WHAT YOU SHOULD DO.
Look below for the line that contains "Transcribe this image's", then quote it and all the lines after it, exactly, with the pictures left out.

(Collected data)
::::

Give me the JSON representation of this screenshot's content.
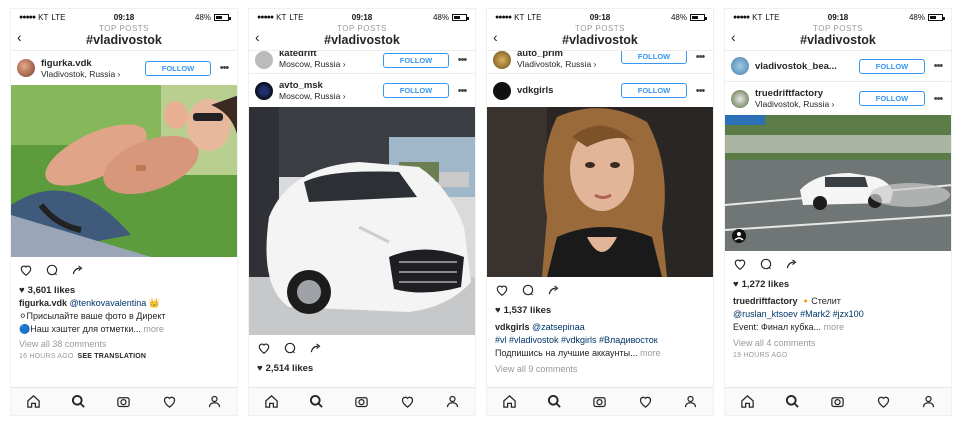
{
  "status": {
    "carrier": "KT",
    "network": "LTE",
    "time": "09:18",
    "battery": "48%"
  },
  "header": {
    "subtitle": "TOP POSTS",
    "hashtag": "#vladivostok"
  },
  "screens": [
    {
      "post": {
        "username": "figurka.vdk",
        "location": "Vladivostok, Russia",
        "follow": "FOLLOW",
        "likes": "3,601 likes",
        "caption_user": "figurka.vdk",
        "caption_mention": "@tenkovavalentina",
        "caption_emoji": "👑",
        "line2": "Присылайте ваше фото в Директ",
        "line3": "Наш хэштег для отметки...",
        "more": "more",
        "comments": "View all 38 comments",
        "time": "16 HOURS AGO",
        "see_translation": "SEE TRANSLATION"
      }
    },
    {
      "prev": {
        "username": "katedrift",
        "location": "Moscow, Russia",
        "follow": "FOLLOW"
      },
      "post": {
        "username": "avto_msk",
        "location": "Moscow, Russia",
        "follow": "FOLLOW",
        "likes": "2,514 likes"
      }
    },
    {
      "prev": {
        "username": "auto_prim",
        "location": "Vladivostok, Russia",
        "follow": "FOLLOW"
      },
      "post": {
        "username": "vdkgirls",
        "follow": "FOLLOW",
        "likes": "1,537 likes",
        "caption_user": "vdkgirls",
        "caption_mention": "@zatsepinaa",
        "tags": "#vl #vladivostok #vdkgirls #Владивосток",
        "line3": "Подпишись на лучшие аккаунты...",
        "more": "more",
        "comments": "View all 9 comments"
      }
    },
    {
      "prev": {
        "username": "vladivostok_bea...",
        "follow": "FOLLOW"
      },
      "post": {
        "username": "truedriftfactory",
        "location": "Vladivostok, Russia",
        "follow": "FOLLOW",
        "likes": "1,272 likes",
        "caption_user": "truedriftfactory",
        "caption_rest": "Стелит",
        "mentions": "@ruslan_ktsoev #Mark2 #jzx100",
        "line3": "Event: Финал кубка...",
        "more": "more",
        "comments": "View all 4 comments",
        "time": "19 HOURS AGO"
      }
    }
  ],
  "icons": {
    "back": "chevron-left-icon",
    "more": "ellipsis-icon",
    "heart": "heart-icon",
    "comment": "comment-icon",
    "share": "share-icon",
    "home": "home-icon",
    "search": "search-icon",
    "camera": "camera-icon",
    "activity": "heart-icon",
    "profile": "profile-icon"
  },
  "colors": {
    "accent": "#3897f0",
    "link": "#003569",
    "muted": "#999999"
  }
}
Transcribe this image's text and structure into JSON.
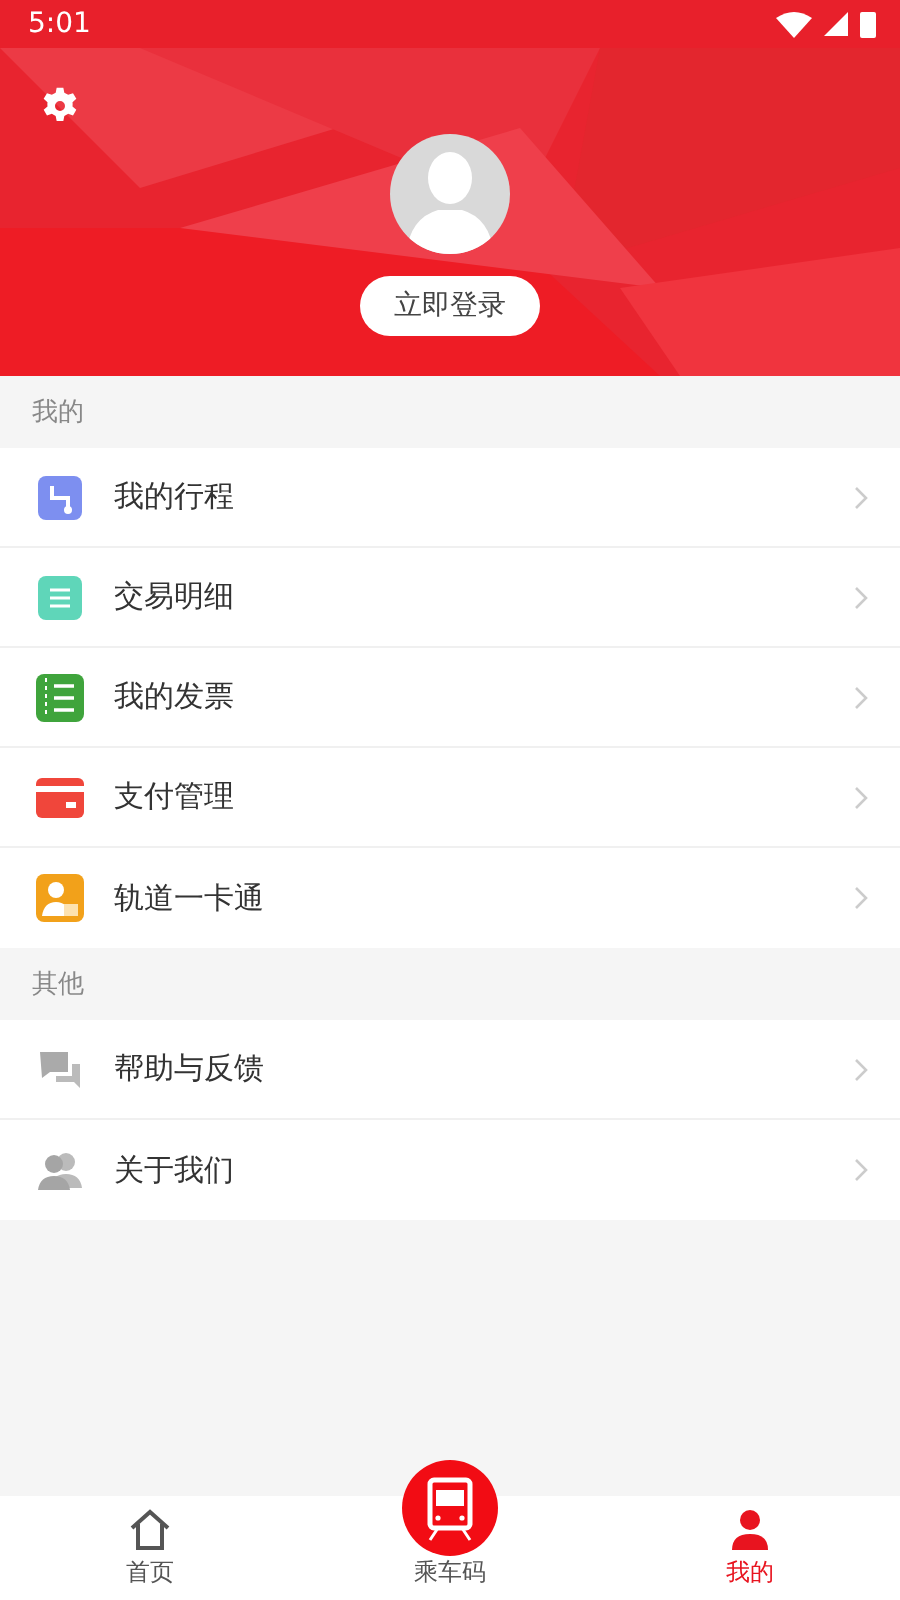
{
  "status_bar": {
    "time": "5:01"
  },
  "header": {
    "login_button": "立即登录"
  },
  "sections": [
    {
      "title": "我的",
      "items": [
        {
          "label": "我的行程",
          "kind": "route"
        },
        {
          "label": "交易明细",
          "kind": "list"
        },
        {
          "label": "我的发票",
          "kind": "invoice"
        },
        {
          "label": "支付管理",
          "kind": "card"
        },
        {
          "label": "轨道一卡通",
          "kind": "member"
        }
      ]
    },
    {
      "title": "其他",
      "items": [
        {
          "label": "帮助与反馈",
          "kind": "help"
        },
        {
          "label": "关于我们",
          "kind": "about"
        }
      ]
    }
  ],
  "tab_bar": [
    {
      "label": "首页",
      "kind": "home",
      "selected": false
    },
    {
      "label": "乘车码",
      "kind": "train",
      "selected": false
    },
    {
      "label": "我的",
      "kind": "profile",
      "selected": true
    }
  ]
}
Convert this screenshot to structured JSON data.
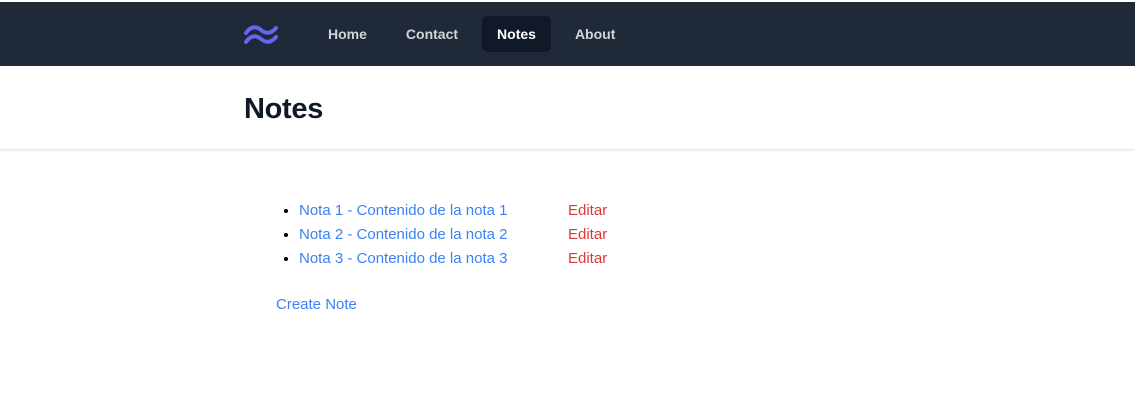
{
  "nav": {
    "logo_icon": "tailwind-wave-icon",
    "links": [
      {
        "label": "Home",
        "active": false
      },
      {
        "label": "Contact",
        "active": false
      },
      {
        "label": "Notes",
        "active": true
      },
      {
        "label": "About",
        "active": false
      }
    ]
  },
  "header": {
    "title": "Notes"
  },
  "notes": [
    {
      "label": "Nota 1 - Contenido de la nota 1",
      "edit": "Editar"
    },
    {
      "label": "Nota 2 - Contenido de la nota 2",
      "edit": "Editar"
    },
    {
      "label": "Nota 3 - Contenido de la nota 3",
      "edit": "Editar"
    }
  ],
  "actions": {
    "create_label": "Create Note"
  },
  "colors": {
    "navbar_bg": "#1f2937",
    "active_link_bg": "#111827",
    "link_blue": "#3b82f6",
    "edit_red": "#dc3b35",
    "logo_blue": "#6366f1"
  }
}
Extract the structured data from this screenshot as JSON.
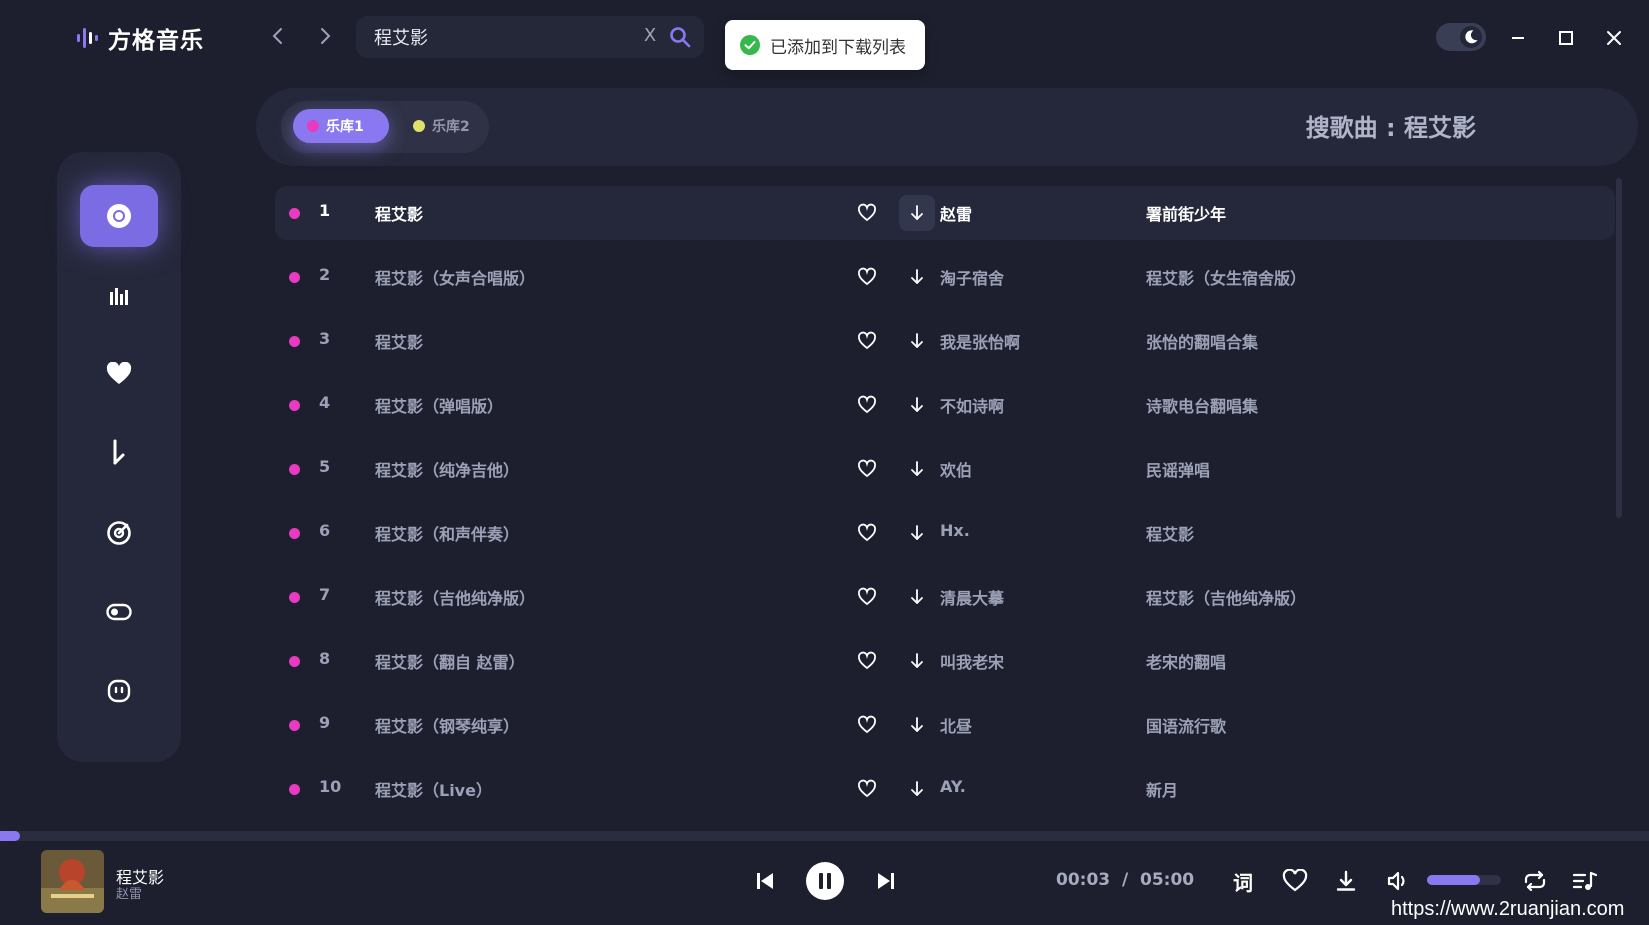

::::

RESULT BELOW.
Transcribe this image's text and structure into JSON.
{
  "status_bar": {
    "time": "5:01"
  },
  "header": {
    "login_button": "立即登录"
  },
  "sections": [
    {
      "title": "我的",
      "items": [
        {
          "label": "我的行程",
          "kind": "route"
        },
        {
          "label": "交易明细",
          "kind": "list"
        },
        {
          "label": "我的发票",
          "kind": "invoice"
        },
        {
          "label": "支付管理",
          "kind": "card"
        },
        {
          "label": "轨道一卡通",
          "kind": "member"
        }
      ]
    },
    {
      "title": "其他",
      "items": [
        {
          "label": "帮助与反馈",
          "kind": "help"
        },
        {
          "label": "关于我们",
          "kind": "about"
        }
      ]
    }
  ],
  "tab_bar": [
    {
      "label": "首页",
      "kind": "home",
      "selected": false
    },
    {
      "label": "乘车码",
      "kind": "train",
      "selected": false
    },
    {
      "label": "我的",
      "kind": "profile",
      "selected": true
    }
  ]
}
Convert this screenshot to structured JSON data.
{
  "nav": {
    "logo_icon": "tailwind-wave-icon",
    "links": [
      {
        "label": "Home",
        "active": false
      },
      {
        "label": "Contact",
        "active": false
      },
      {
        "label": "Notes",
        "active": true
      },
      {
        "label": "About",
        "active": false
      }
    ]
  },
  "header": {
    "title": "Notes"
  },
  "notes": [
    {
      "label": "Nota 1 - Contenido de la nota 1",
      "edit": "Editar"
    },
    {
      "label": "Nota 2 - Contenido de la nota 2",
      "edit": "Editar"
    },
    {
      "label": "Nota 3 - Contenido de la nota 3",
      "edit": "Editar"
    }
  ],
  "actions": {
    "create_label": "Create Note"
  },
  "colors": {
    "navbar_bg": "#1f2937",
    "active_link_bg": "#111827",
    "link_blue": "#3b82f6",
    "edit_red": "#dc3b35",
    "logo_blue": "#6366f1"
  }
}
Extract the structured data from this screenshot as JSON.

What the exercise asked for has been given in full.